* begin Given entries *

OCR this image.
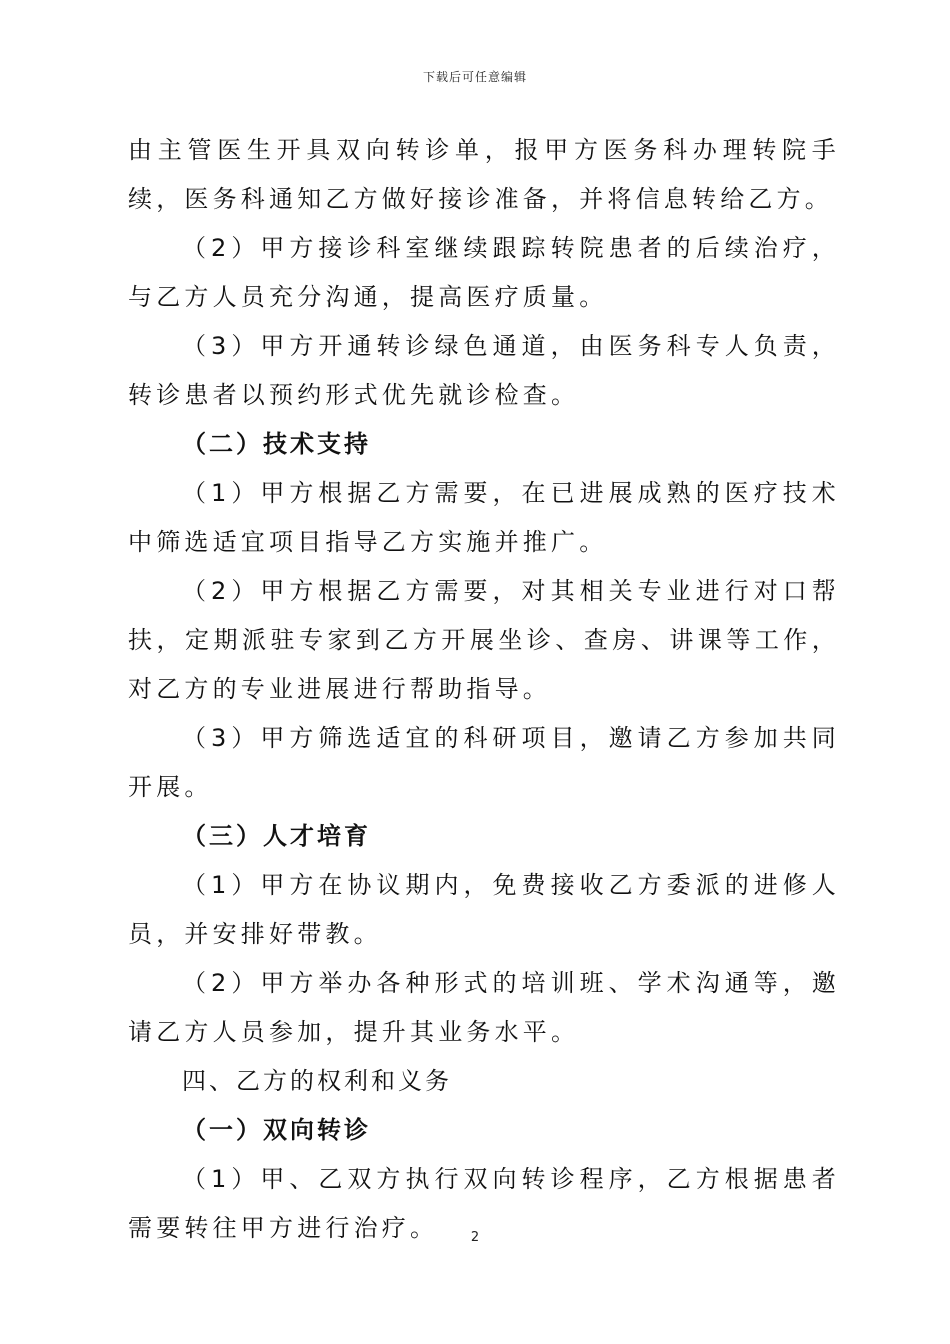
下载后可任意编辑

由主管医生开具双向转诊单，报甲方医务科办理转院手续，医务科通知乙方做好接诊准备，并将信息转给乙方。

（2）甲方接诊科室继续跟踪转院患者的后续治疗，与乙方人员充分沟通，提高医疗质量。

（3）甲方开通转诊绿色通道，由医务科专人负责，转诊患者以预约形式优先就诊检查。

（二）技术支持

（1）甲方根据乙方需要，在已进展成熟的医疗技术中筛选适宜项目指导乙方实施并推广。

（2）甲方根据乙方需要，对其相关专业进行对口帮扶，定期派驻专家到乙方开展坐诊、查房、讲课等工作，对乙方的专业进展进行帮助指导。

（3）甲方筛选适宜的科研项目，邀请乙方参加共同开展。

（三）人才培育

（1）甲方在协议期内，免费接收乙方委派的进修人员，并安排好带教。

（2）甲方举办各种形式的培训班、学术沟通等，邀请乙方人员参加，提升其业务水平。

四、乙方的权利和义务

（一）双向转诊

（1）甲、乙双方执行双向转诊程序，乙方根据患者需要转往甲方进行治疗。	2
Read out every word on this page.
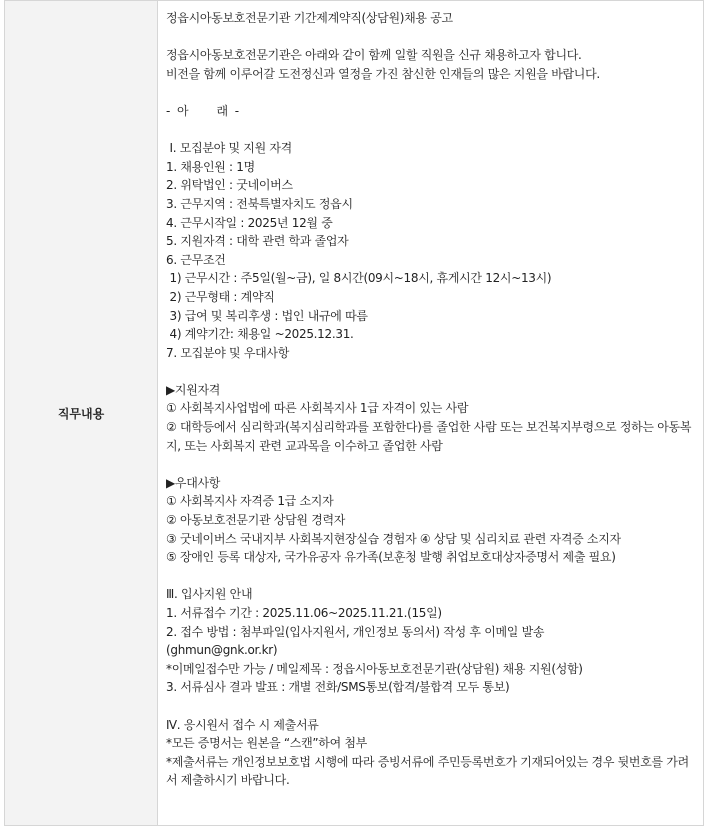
직무내용	
정읍시아동보호전문기관 기간제계약직(상담원)채용 공고
정읍시아동보호전문기관은 아래와 같이 함께 일할 직원을 신규 채용하고자 합니다.
비전을 함께 이루어갈 도전정신과 열정을 가진 참신한 인재들의 많은 지원을 바랍니다.
-  아        래  -
Ⅰ. 모집분야 및 지원 자격
1. 채용인원 : 1명
2. 위탁법인 : 굿네이버스
3. 근무지역 : 전북특별자치도 정읍시
4. 근무시작일 : 2025년 12월 중
5. 지원자격 : 대학 관련 학과 졸업자
6. 근무조건
1) 근무시간 : 주5일(월~금), 일 8시간(09시~18시, 휴게시간 12시~13시)
2) 근무형태 : 계약직
3) 급여 및 복리후생 : 법인 내규에 따름
4) 계약기간: 채용일 ~2025.12.31.
7. 모집분야 및 우대사항
▶지원자격
① 사회복지사업법에 따른 사회복지사 1급 자격이 있는 사람
② 대학등에서 심리학과(복지심리학과를 포함한다)를 졸업한 사람 또는 보건복지부령으로 정하는 아동복지, 또는 사회복지 관련 교과목을 이수하고 졸업한 사람
▶우대사항
① 사회복지사 자격증 1급 소지자
② 아동보호전문기관 상담원 경력자
③ 굿네이버스 국내지부 사회복지현장실습 경험자 ④ 상담 및 심리치료 관련 자격증 소지자
⑤ 장애인 등록 대상자, 국가유공자 유가족(보훈청 발행 취업보호대상자증명서 제출 필요)
Ⅲ. 입사지원 안내
1. 서류접수 기간 : 2025.11.06~2025.11.21.(15일)
2. 접수 방법 : 첨부파일(입사지원서, 개인정보 동의서) 작성 후 이메일 발송
(ghmun@gnk.or.kr)
*이메일접수만 가능 / 메일제목 : 정읍시아동보호전문기관(상담원) 채용 지원(성함)
3. 서류심사 결과 발표 : 개별 전화/SMS통보(합격/불합격 모두 통보)
Ⅳ. 응시원서 접수 시 제출서류
*모든 증명서는 원본을 “스캔”하여 첨부
*제출서류는 개인정보보호법 시행에 따라 증빙서류에 주민등록번호가 기재되어있는 경우 뒷번호를 가려서 제출하시기 바랍니다.
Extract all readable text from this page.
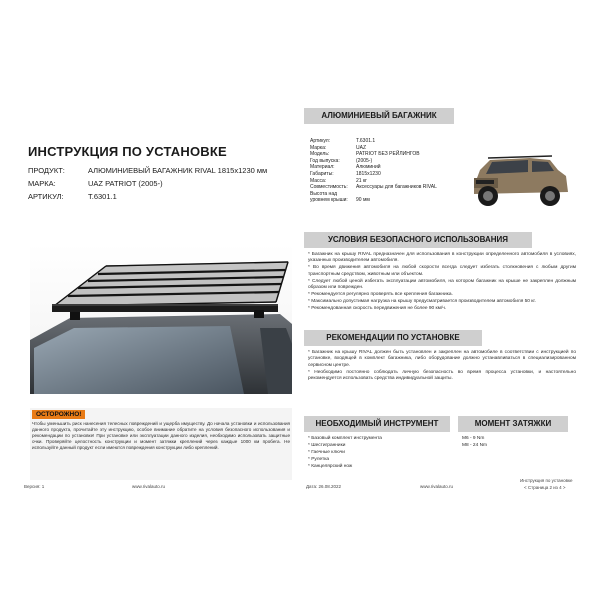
ИНСТРУКЦИЯ ПО УСТАНОВКЕ
ПРОДУКТ:	АЛЮМИНИЕВЫЙ БАГАЖНИК RIVAL 1815х1230 мм
МАРКА:	UAZ PATRIOT (2005-)
АРТИКУЛ:	T.6301.1
ОСТОРОЖНО!
Чтобы уменьшить риск нанесения телесных повреждений и ущерба имуществу. До начала установки и использования данного продукта, прочитайте эту инструкцию, особое внимание обратите на условия безопасного использования и рекомендации по установке! При установке или эксплуатации данного изделия, необходимо использовать защитные очки. Проверяйте целостность конструкции и момент затяжки креплений через каждые 1000 км пробега. Не используйте данный продукт если имеются повреждения конструкции либо креплений.
Версия: 1	www.rivalauto.ru
АЛЮМИНИЕВЫЙ БАГАЖНИК
Артикул:	T.6301.1
Марка:	UAZ
Модель:	PATRIOT БЕЗ РЕЙЛИНГОВ
Год выпуска:	(2005-)
Материал:	Алюминий
Габариты:	1815х1230
Масса:	21 кг
Совместимость:	Аксессуары для багажников RIVAL
Высота над
уровнем крыши:	90 мм
УСЛОВИЯ БЕЗОПАСНОГО ИСПОЛЬЗОВАНИЯ
* Багажник на крышу RIVAL предназначен для использования в конструкции определенного автомобиля в условиях, указанных производителем автомобиля.
* Во время движения автомобиля на любой скорости всегда следует избегать столкновения с любым другим транспортным средством, животным или объектом.
* Следует любой ценой избегать эксплуатации автомобиля, на котором багажник на крыше не закреплен должным образом или поврежден.
* Рекомендуется регулярно проверять все крепления багажника.
* Максимально допустимая нагрузка на крышу предусматривается производителем автомобиля 50 кг.
* Рекомендованная скорость передвижения не более 90 км/ч.
РЕКОМЕНДАЦИИ ПО УСТАНОВКЕ
* Багажник на крышу RIVAL должен быть установлен и закреплен на автомобиле в соответствии с инструкцией по установке, входящей в комплект багажника, либо оборудование должно устанавливаться в специализированном сервисном центре.
* Необходимо постоянно соблюдать личную безопасность во время процесса установки, и настоятельно рекомендуется использовать средства индивидуальной защиты.
НЕОБХОДИМЫЙ ИНСТРУМЕНТ	МОМЕНТ ЗАТЯЖКИ
* Базовый комплект инструмента
* Шестигранники
* Гаечные ключи
* Рулетка
* Канцелярский нож
M6 - 9 Nm
M8 - 24 Nm
Дата: 26.08.2022	www.rivalauto.ru
Инструкция по установке
< Страница 2 из 4 >
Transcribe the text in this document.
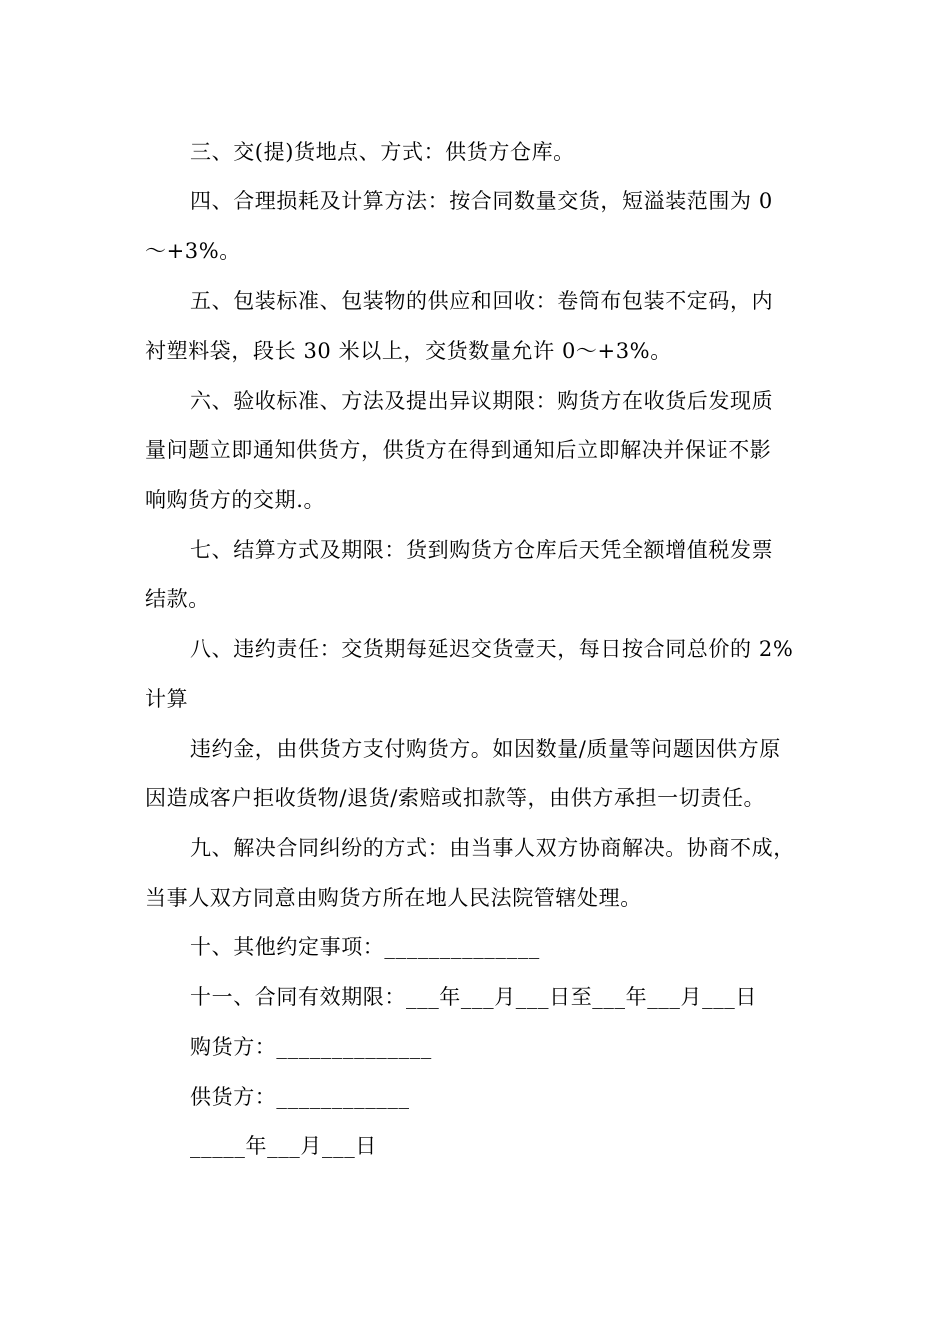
三、交(提)货地点、方式：供货方仓库。
四、合理损耗及计算方法：按合同数量交货，短溢装范围为 0
～+3%。
五、包装标准、包装物的供应和回收：卷筒布包装不定码，内
衬塑料袋，段长 30 米以上，交货数量允许 0～+3%。
六、验收标准、方法及提出异议期限：购货方在收货后发现质
量问题立即通知供货方，供货方在得到通知后立即解决并保证不影
响购货方的交期.。
七、结算方式及期限：货到购货方仓库后天凭全额增值税发票
结款。
八、违约责任：交货期每延迟交货壹天，每日按合同总价的 2%
计算
违约金，由供货方支付购货方。如因数量/质量等问题因供方原
因造成客户拒收货物/退货/索赔或扣款等，由供方承担一切责任。
九、解决合同纠纷的方式：由当事人双方协商解决。协商不成，
当事人双方同意由购货方所在地人民法院管辖处理。
十、其他约定事项：______________
十一、合同有效期限：___年___月___日至___年___月___日
购货方：______________
供货方：____________
_____年___月___日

* end Given entries *

- _Exercise instructions_
Track down all lines above with the string "время" and copy them.

- _Reply_
* Во время движения автомобиля на любой скорости всегда следует избегать столкновения с любым другим транспортным средством, животным или объектом.
* Необходимо постоянно соблюдать личную безопасность во время процесса установки, и настоятельно рекомендуется использовать средства индивидуальной защиты.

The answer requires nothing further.